*Exercise*: Find the lines that hold the word "title" and return them.

*Source material*:
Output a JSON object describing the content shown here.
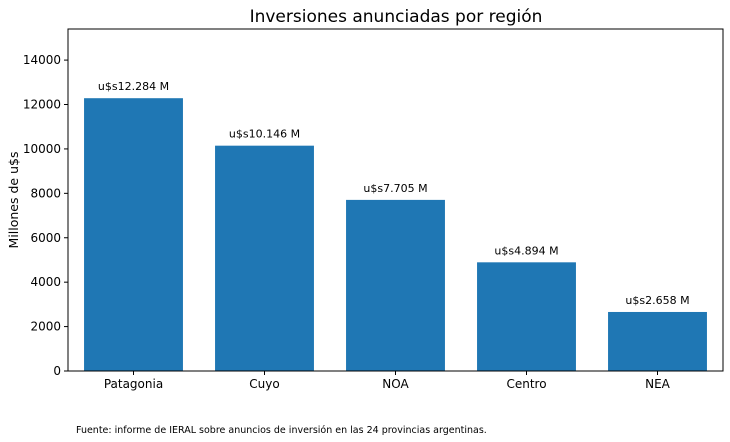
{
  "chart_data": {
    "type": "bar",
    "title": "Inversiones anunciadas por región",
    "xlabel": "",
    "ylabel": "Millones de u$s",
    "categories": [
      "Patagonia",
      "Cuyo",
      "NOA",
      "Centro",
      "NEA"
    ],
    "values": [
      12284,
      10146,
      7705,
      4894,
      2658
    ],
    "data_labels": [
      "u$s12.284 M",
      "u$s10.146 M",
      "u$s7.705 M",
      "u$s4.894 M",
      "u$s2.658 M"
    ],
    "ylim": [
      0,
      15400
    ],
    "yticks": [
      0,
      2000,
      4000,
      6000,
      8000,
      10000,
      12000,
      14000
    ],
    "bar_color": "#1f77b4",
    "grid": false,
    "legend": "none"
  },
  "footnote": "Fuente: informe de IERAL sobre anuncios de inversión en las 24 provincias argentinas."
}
==
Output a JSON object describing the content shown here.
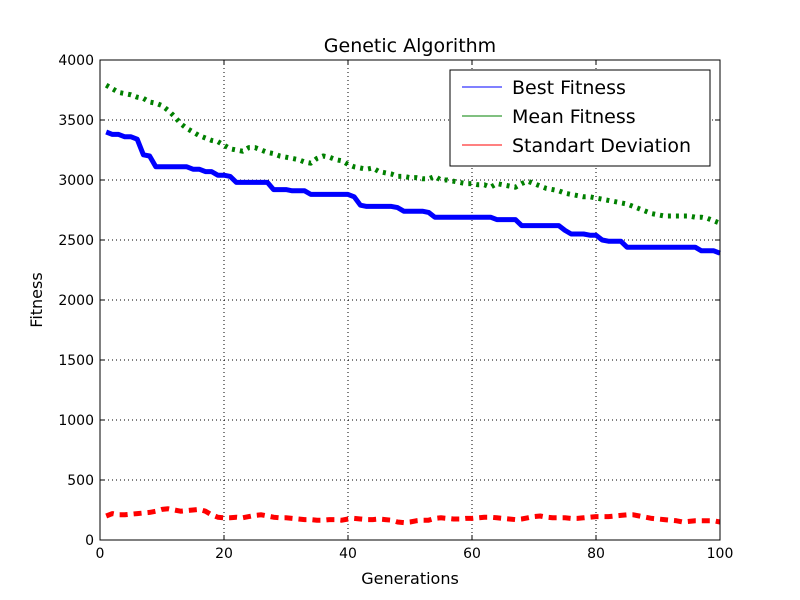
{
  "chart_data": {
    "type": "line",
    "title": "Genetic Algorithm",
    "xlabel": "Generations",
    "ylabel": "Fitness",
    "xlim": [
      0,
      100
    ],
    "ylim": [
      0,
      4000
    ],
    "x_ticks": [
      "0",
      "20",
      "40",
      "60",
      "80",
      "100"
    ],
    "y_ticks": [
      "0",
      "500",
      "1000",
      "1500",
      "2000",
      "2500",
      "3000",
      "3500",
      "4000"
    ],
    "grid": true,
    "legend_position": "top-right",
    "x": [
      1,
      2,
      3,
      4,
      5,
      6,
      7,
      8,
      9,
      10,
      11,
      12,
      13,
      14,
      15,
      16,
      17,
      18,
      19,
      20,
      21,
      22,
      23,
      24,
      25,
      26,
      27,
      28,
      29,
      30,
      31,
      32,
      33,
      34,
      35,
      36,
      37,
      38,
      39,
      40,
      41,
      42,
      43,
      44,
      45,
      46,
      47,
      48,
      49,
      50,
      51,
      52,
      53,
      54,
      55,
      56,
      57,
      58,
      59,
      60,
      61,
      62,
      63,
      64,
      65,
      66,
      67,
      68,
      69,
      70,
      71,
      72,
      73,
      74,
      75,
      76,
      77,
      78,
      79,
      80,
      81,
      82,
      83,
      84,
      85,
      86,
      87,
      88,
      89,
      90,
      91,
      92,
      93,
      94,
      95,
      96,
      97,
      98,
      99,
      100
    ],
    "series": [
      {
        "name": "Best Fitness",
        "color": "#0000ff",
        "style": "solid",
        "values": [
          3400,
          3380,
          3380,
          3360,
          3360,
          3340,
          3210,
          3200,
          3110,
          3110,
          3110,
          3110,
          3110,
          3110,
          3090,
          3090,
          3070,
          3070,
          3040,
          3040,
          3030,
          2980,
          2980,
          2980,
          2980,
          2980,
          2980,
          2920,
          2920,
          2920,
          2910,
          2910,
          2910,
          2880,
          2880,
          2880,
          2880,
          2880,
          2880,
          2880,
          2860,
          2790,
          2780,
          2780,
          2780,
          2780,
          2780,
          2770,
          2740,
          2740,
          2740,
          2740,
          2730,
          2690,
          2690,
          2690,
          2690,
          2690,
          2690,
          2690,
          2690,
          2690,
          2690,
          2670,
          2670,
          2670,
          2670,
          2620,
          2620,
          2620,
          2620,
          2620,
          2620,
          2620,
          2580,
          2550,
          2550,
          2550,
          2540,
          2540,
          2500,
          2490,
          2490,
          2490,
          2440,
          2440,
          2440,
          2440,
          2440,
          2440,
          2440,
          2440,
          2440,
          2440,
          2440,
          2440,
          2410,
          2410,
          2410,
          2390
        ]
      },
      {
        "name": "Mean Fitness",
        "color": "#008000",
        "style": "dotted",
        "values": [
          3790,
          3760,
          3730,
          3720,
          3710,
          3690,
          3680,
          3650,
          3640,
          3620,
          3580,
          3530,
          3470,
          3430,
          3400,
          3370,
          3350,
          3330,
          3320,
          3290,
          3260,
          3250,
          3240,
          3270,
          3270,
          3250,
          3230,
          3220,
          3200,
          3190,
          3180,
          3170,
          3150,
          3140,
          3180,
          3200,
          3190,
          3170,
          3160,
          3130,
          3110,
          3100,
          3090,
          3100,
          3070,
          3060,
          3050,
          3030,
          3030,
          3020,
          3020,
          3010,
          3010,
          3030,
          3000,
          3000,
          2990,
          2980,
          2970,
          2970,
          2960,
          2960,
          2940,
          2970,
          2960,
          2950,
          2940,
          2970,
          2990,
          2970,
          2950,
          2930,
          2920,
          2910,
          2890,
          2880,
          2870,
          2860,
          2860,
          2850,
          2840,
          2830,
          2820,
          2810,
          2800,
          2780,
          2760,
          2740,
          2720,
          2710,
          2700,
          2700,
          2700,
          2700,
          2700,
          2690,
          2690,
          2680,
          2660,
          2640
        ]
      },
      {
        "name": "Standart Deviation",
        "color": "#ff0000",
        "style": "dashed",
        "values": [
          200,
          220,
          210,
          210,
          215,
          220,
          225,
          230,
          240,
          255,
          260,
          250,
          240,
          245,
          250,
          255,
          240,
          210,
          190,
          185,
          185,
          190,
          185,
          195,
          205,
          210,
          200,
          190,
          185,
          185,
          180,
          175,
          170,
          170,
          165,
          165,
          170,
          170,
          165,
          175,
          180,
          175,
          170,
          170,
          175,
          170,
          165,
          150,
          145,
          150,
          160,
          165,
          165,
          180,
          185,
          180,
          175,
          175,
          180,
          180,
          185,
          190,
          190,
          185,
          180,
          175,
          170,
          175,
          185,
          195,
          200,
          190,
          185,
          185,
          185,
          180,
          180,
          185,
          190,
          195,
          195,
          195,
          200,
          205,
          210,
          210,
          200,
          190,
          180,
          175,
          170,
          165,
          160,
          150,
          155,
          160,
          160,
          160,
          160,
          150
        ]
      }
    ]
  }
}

*Expected answer*:
    "title": "Inversiones anunciadas por región",
    "title": "Genetic Algorithm",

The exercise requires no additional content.